> [The task] Make an exact copy of the data below, leaving out every picture.

^^^^

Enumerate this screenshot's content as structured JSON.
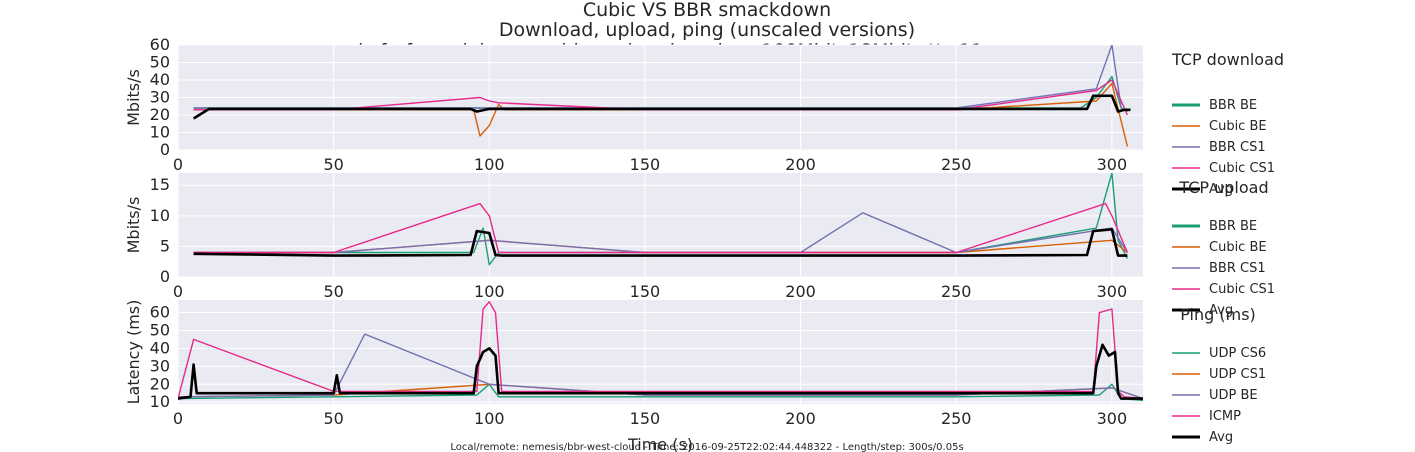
{
  "title_lines": [
    "Cubic VS BBR smackdown",
    "Download, upload, ping (unscaled versions)",
    "sch_fq-fq_codel_apu_cablemodem-long-bw=100Mbit_18Mbit-rtt=11ms-noecn"
  ],
  "footer": "Local/remote: nemesis/bbr-west-cloud - Time: 2016-09-25T22:02:44.448322 - Length/step: 300s/0.05s",
  "colors": {
    "teal": "#1b9e77",
    "orange": "#d95f02",
    "purple": "#7570b3",
    "magenta": "#e7298a",
    "black": "#000000",
    "panel_bg": "#eaeaf2",
    "grid": "#ffffff"
  },
  "chart_data": [
    {
      "type": "line",
      "title": "",
      "xlabel": "",
      "ylabel": "Mbits/s",
      "xlim": [
        0,
        310
      ],
      "ylim": [
        0,
        60
      ],
      "xticks": [
        0,
        50,
        100,
        150,
        200,
        250,
        300
      ],
      "yticks": [
        0,
        10,
        20,
        30,
        40,
        50,
        60
      ],
      "grid": true,
      "legend": {
        "placement": "right",
        "title": "TCP download",
        "entries": [
          "BBR BE",
          "Cubic BE",
          "BBR CS1",
          "Cubic CS1",
          "Avg"
        ]
      },
      "series": [
        {
          "name": "BBR BE",
          "color": "#1b9e77",
          "x": [
            5,
            10,
            15,
            25,
            35,
            50,
            75,
            95,
            100,
            110,
            150,
            200,
            250,
            290,
            295,
            300,
            303,
            305
          ],
          "y": [
            24,
            24,
            24,
            24,
            24,
            24,
            24,
            24,
            24,
            24,
            24,
            24,
            24,
            24,
            30,
            42,
            24,
            22
          ]
        },
        {
          "name": "Cubic BE",
          "color": "#d95f02",
          "x": [
            5,
            50,
            95,
            97,
            100,
            103,
            105,
            150,
            200,
            250,
            295,
            300,
            305
          ],
          "y": [
            23,
            23,
            23,
            8,
            14,
            26,
            23,
            23,
            23,
            23,
            28,
            38,
            2
          ]
        },
        {
          "name": "BBR CS1",
          "color": "#7570b3",
          "x": [
            5,
            50,
            100,
            150,
            200,
            250,
            295,
            300,
            303
          ],
          "y": [
            24,
            24,
            24,
            24,
            24,
            24,
            35,
            60,
            24
          ]
        },
        {
          "name": "Cubic CS1",
          "color": "#e7298a",
          "x": [
            5,
            50,
            97,
            100,
            103,
            150,
            200,
            250,
            295,
            300,
            305
          ],
          "y": [
            23,
            23,
            30,
            28,
            27,
            23,
            23,
            23,
            34,
            40,
            20
          ]
        },
        {
          "name": "Avg",
          "color": "#000000",
          "x": [
            5,
            10,
            50,
            94,
            96,
            100,
            104,
            150,
            200,
            250,
            292,
            294,
            300,
            302,
            304,
            306
          ],
          "y": [
            18,
            23.5,
            23.5,
            23.5,
            22,
            23.5,
            23.5,
            23.5,
            23.5,
            23.5,
            23.5,
            31,
            31,
            22,
            23,
            23
          ]
        }
      ]
    },
    {
      "type": "line",
      "title": "",
      "xlabel": "",
      "ylabel": "Mbits/s",
      "xlim": [
        0,
        310
      ],
      "ylim": [
        0,
        17
      ],
      "xticks": [
        0,
        50,
        100,
        150,
        200,
        250,
        300
      ],
      "yticks": [
        0,
        5,
        10,
        15
      ],
      "grid": true,
      "legend": {
        "placement": "right",
        "title": "TCP upload",
        "entries": [
          "BBR BE",
          "Cubic BE",
          "BBR CS1",
          "Cubic CS1",
          "Avg"
        ]
      },
      "series": [
        {
          "name": "BBR BE",
          "color": "#1b9e77",
          "x": [
            5,
            50,
            95,
            98,
            100,
            103,
            150,
            200,
            250,
            295,
            300,
            302,
            305
          ],
          "y": [
            4,
            4,
            4,
            8,
            2,
            4,
            4,
            4,
            4,
            8,
            17,
            6,
            3
          ]
        },
        {
          "name": "Cubic BE",
          "color": "#d95f02",
          "x": [
            5,
            50,
            100,
            150,
            200,
            250,
            300,
            305
          ],
          "y": [
            4,
            4,
            6,
            4,
            4,
            4,
            6,
            4
          ]
        },
        {
          "name": "BBR CS1",
          "color": "#7570b3",
          "x": [
            5,
            50,
            100,
            150,
            200,
            220,
            250,
            300,
            305
          ],
          "y": [
            4,
            4,
            6,
            4,
            4,
            10.5,
            4,
            8,
            4
          ]
        },
        {
          "name": "Cubic CS1",
          "color": "#e7298a",
          "x": [
            5,
            50,
            97,
            100,
            103,
            150,
            200,
            250,
            298,
            300,
            305
          ],
          "y": [
            4,
            4,
            12,
            10,
            4,
            4,
            4,
            4,
            12,
            10,
            4
          ]
        },
        {
          "name": "Avg",
          "color": "#000000",
          "x": [
            5,
            50,
            94,
            96,
            100,
            102,
            104,
            150,
            200,
            250,
            292,
            294,
            300,
            302,
            305
          ],
          "y": [
            3.8,
            3.5,
            3.6,
            7.5,
            7.2,
            3.6,
            3.5,
            3.5,
            3.5,
            3.5,
            3.6,
            7.5,
            7.8,
            3.5,
            3.5
          ]
        }
      ]
    },
    {
      "type": "line",
      "title": "",
      "xlabel": "Time (s)",
      "ylabel": "Latency (ms)",
      "xlim": [
        0,
        310
      ],
      "ylim": [
        9,
        67
      ],
      "xticks": [
        0,
        50,
        100,
        150,
        200,
        250,
        300
      ],
      "yticks": [
        10,
        20,
        30,
        40,
        50,
        60
      ],
      "grid": true,
      "legend": {
        "placement": "right",
        "title": "Ping (ms)",
        "entries": [
          "UDP CS6",
          "UDP CS1",
          "UDP BE",
          "ICMP",
          "Avg"
        ]
      },
      "series": [
        {
          "name": "UDP CS6",
          "color": "#1b9e77",
          "x": [
            0,
            50,
            96,
            100,
            103,
            150,
            200,
            250,
            296,
            300,
            303,
            310
          ],
          "y": [
            12,
            13,
            14,
            20,
            13,
            13,
            13,
            13,
            14,
            20,
            12,
            11
          ]
        },
        {
          "name": "UDP CS1",
          "color": "#d95f02",
          "x": [
            0,
            50,
            100,
            150,
            200,
            250,
            300,
            310
          ],
          "y": [
            13,
            14,
            20,
            14,
            14,
            14,
            18,
            12
          ]
        },
        {
          "name": "UDP BE",
          "color": "#7570b3",
          "x": [
            0,
            50,
            60,
            100,
            150,
            200,
            250,
            300,
            310
          ],
          "y": [
            13,
            14,
            48,
            20,
            14,
            14,
            14,
            18,
            12
          ]
        },
        {
          "name": "ICMP",
          "color": "#e7298a",
          "x": [
            0,
            5,
            50,
            96,
            98,
            100,
            102,
            104,
            150,
            200,
            250,
            294,
            296,
            300,
            302,
            304,
            310
          ],
          "y": [
            12,
            45,
            16,
            16,
            62,
            66,
            60,
            16,
            16,
            16,
            16,
            16,
            60,
            62,
            16,
            13,
            12
          ]
        },
        {
          "name": "Avg",
          "color": "#000000",
          "x": [
            0,
            4,
            5,
            6,
            50,
            51,
            52,
            95,
            96,
            98,
            100,
            102,
            103,
            150,
            200,
            250,
            294,
            295,
            297,
            299,
            301,
            302,
            303,
            305,
            310
          ],
          "y": [
            12,
            13,
            31,
            15,
            15,
            25,
            15,
            15,
            30,
            38,
            40,
            36,
            15,
            15,
            15,
            15,
            15,
            30,
            42,
            36,
            38,
            15,
            12,
            12,
            12
          ]
        }
      ]
    }
  ]
}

^^^^

> [The completed task]
Enumerate this screenshot's content as structured JSON.
{
  "title_lines": [
    "Cubic VS BBR smackdown",
    "Download, upload, ping (unscaled versions)",
    "sch_fq-fq_codel_apu_cablemodem-long-bw=100Mbit_18Mbit-rtt=11ms-noecn"
  ],
  "footer": "Local/remote: nemesis/bbr-west-cloud - Time: 2016-09-25T22:02:44.448322 - Length/step: 300s/0.05s",
  "colors": {
    "teal": "#1b9e77",
    "orange": "#d95f02",
    "purple": "#7570b3",
    "magenta": "#e7298a",
    "black": "#000000",
    "panel_bg": "#eaeaf2",
    "grid": "#ffffff"
  },
  "chart_data": [
    {
      "type": "line",
      "title": "",
      "xlabel": "",
      "ylabel": "Mbits/s",
      "xlim": [
        0,
        310
      ],
      "ylim": [
        0,
        60
      ],
      "xticks": [
        0,
        50,
        100,
        150,
        200,
        250,
        300
      ],
      "yticks": [
        0,
        10,
        20,
        30,
        40,
        50,
        60
      ],
      "grid": true,
      "legend": {
        "placement": "right",
        "title": "TCP download",
        "entries": [
          "BBR BE",
          "Cubic BE",
          "BBR CS1",
          "Cubic CS1",
          "Avg"
        ]
      },
      "series": [
        {
          "name": "BBR BE",
          "color": "#1b9e77",
          "x": [
            5,
            10,
            15,
            25,
            35,
            50,
            75,
            95,
            100,
            110,
            150,
            200,
            250,
            290,
            295,
            300,
            303,
            305
          ],
          "y": [
            24,
            24,
            24,
            24,
            24,
            24,
            24,
            24,
            24,
            24,
            24,
            24,
            24,
            24,
            30,
            42,
            24,
            22
          ]
        },
        {
          "name": "Cubic BE",
          "color": "#d95f02",
          "x": [
            5,
            50,
            95,
            97,
            100,
            103,
            105,
            150,
            200,
            250,
            295,
            300,
            305
          ],
          "y": [
            23,
            23,
            23,
            8,
            14,
            26,
            23,
            23,
            23,
            23,
            28,
            38,
            2
          ]
        },
        {
          "name": "BBR CS1",
          "color": "#7570b3",
          "x": [
            5,
            50,
            100,
            150,
            200,
            250,
            295,
            300,
            303
          ],
          "y": [
            24,
            24,
            24,
            24,
            24,
            24,
            35,
            60,
            24
          ]
        },
        {
          "name": "Cubic CS1",
          "color": "#e7298a",
          "x": [
            5,
            50,
            97,
            100,
            103,
            150,
            200,
            250,
            295,
            300,
            305
          ],
          "y": [
            23,
            23,
            30,
            28,
            27,
            23,
            23,
            23,
            34,
            40,
            20
          ]
        },
        {
          "name": "Avg",
          "color": "#000000",
          "x": [
            5,
            10,
            50,
            94,
            96,
            100,
            104,
            150,
            200,
            250,
            292,
            294,
            300,
            302,
            304,
            306
          ],
          "y": [
            18,
            23.5,
            23.5,
            23.5,
            22,
            23.5,
            23.5,
            23.5,
            23.5,
            23.5,
            23.5,
            31,
            31,
            22,
            23,
            23
          ]
        }
      ]
    },
    {
      "type": "line",
      "title": "",
      "xlabel": "",
      "ylabel": "Mbits/s",
      "xlim": [
        0,
        310
      ],
      "ylim": [
        0,
        17
      ],
      "xticks": [
        0,
        50,
        100,
        150,
        200,
        250,
        300
      ],
      "yticks": [
        0,
        5,
        10,
        15
      ],
      "grid": true,
      "legend": {
        "placement": "right",
        "title": "TCP upload",
        "entries": [
          "BBR BE",
          "Cubic BE",
          "BBR CS1",
          "Cubic CS1",
          "Avg"
        ]
      },
      "series": [
        {
          "name": "BBR BE",
          "color": "#1b9e77",
          "x": [
            5,
            50,
            95,
            98,
            100,
            103,
            150,
            200,
            250,
            295,
            300,
            302,
            305
          ],
          "y": [
            4,
            4,
            4,
            8,
            2,
            4,
            4,
            4,
            4,
            8,
            17,
            6,
            3
          ]
        },
        {
          "name": "Cubic BE",
          "color": "#d95f02",
          "x": [
            5,
            50,
            100,
            150,
            200,
            250,
            300,
            305
          ],
          "y": [
            4,
            4,
            6,
            4,
            4,
            4,
            6,
            4
          ]
        },
        {
          "name": "BBR CS1",
          "color": "#7570b3",
          "x": [
            5,
            50,
            100,
            150,
            200,
            220,
            250,
            300,
            305
          ],
          "y": [
            4,
            4,
            6,
            4,
            4,
            10.5,
            4,
            8,
            4
          ]
        },
        {
          "name": "Cubic CS1",
          "color": "#e7298a",
          "x": [
            5,
            50,
            97,
            100,
            103,
            150,
            200,
            250,
            298,
            300,
            305
          ],
          "y": [
            4,
            4,
            12,
            10,
            4,
            4,
            4,
            4,
            12,
            10,
            4
          ]
        },
        {
          "name": "Avg",
          "color": "#000000",
          "x": [
            5,
            50,
            94,
            96,
            100,
            102,
            104,
            150,
            200,
            250,
            292,
            294,
            300,
            302,
            305
          ],
          "y": [
            3.8,
            3.5,
            3.6,
            7.5,
            7.2,
            3.6,
            3.5,
            3.5,
            3.5,
            3.5,
            3.6,
            7.5,
            7.8,
            3.5,
            3.5
          ]
        }
      ]
    },
    {
      "type": "line",
      "title": "",
      "xlabel": "Time (s)",
      "ylabel": "Latency (ms)",
      "xlim": [
        0,
        310
      ],
      "ylim": [
        9,
        67
      ],
      "xticks": [
        0,
        50,
        100,
        150,
        200,
        250,
        300
      ],
      "yticks": [
        10,
        20,
        30,
        40,
        50,
        60
      ],
      "grid": true,
      "legend": {
        "placement": "right",
        "title": "Ping (ms)",
        "entries": [
          "UDP CS6",
          "UDP CS1",
          "UDP BE",
          "ICMP",
          "Avg"
        ]
      },
      "series": [
        {
          "name": "UDP CS6",
          "color": "#1b9e77",
          "x": [
            0,
            50,
            96,
            100,
            103,
            150,
            200,
            250,
            296,
            300,
            303,
            310
          ],
          "y": [
            12,
            13,
            14,
            20,
            13,
            13,
            13,
            13,
            14,
            20,
            12,
            11
          ]
        },
        {
          "name": "UDP CS1",
          "color": "#d95f02",
          "x": [
            0,
            50,
            100,
            150,
            200,
            250,
            300,
            310
          ],
          "y": [
            13,
            14,
            20,
            14,
            14,
            14,
            18,
            12
          ]
        },
        {
          "name": "UDP BE",
          "color": "#7570b3",
          "x": [
            0,
            50,
            60,
            100,
            150,
            200,
            250,
            300,
            310
          ],
          "y": [
            13,
            14,
            48,
            20,
            14,
            14,
            14,
            18,
            12
          ]
        },
        {
          "name": "ICMP",
          "color": "#e7298a",
          "x": [
            0,
            5,
            50,
            96,
            98,
            100,
            102,
            104,
            150,
            200,
            250,
            294,
            296,
            300,
            302,
            304,
            310
          ],
          "y": [
            12,
            45,
            16,
            16,
            62,
            66,
            60,
            16,
            16,
            16,
            16,
            16,
            60,
            62,
            16,
            13,
            12
          ]
        },
        {
          "name": "Avg",
          "color": "#000000",
          "x": [
            0,
            4,
            5,
            6,
            50,
            51,
            52,
            95,
            96,
            98,
            100,
            102,
            103,
            150,
            200,
            250,
            294,
            295,
            297,
            299,
            301,
            302,
            303,
            305,
            310
          ],
          "y": [
            12,
            13,
            31,
            15,
            15,
            25,
            15,
            15,
            30,
            38,
            40,
            36,
            15,
            15,
            15,
            15,
            15,
            30,
            42,
            36,
            38,
            15,
            12,
            12,
            12
          ]
        }
      ]
    }
  ]
}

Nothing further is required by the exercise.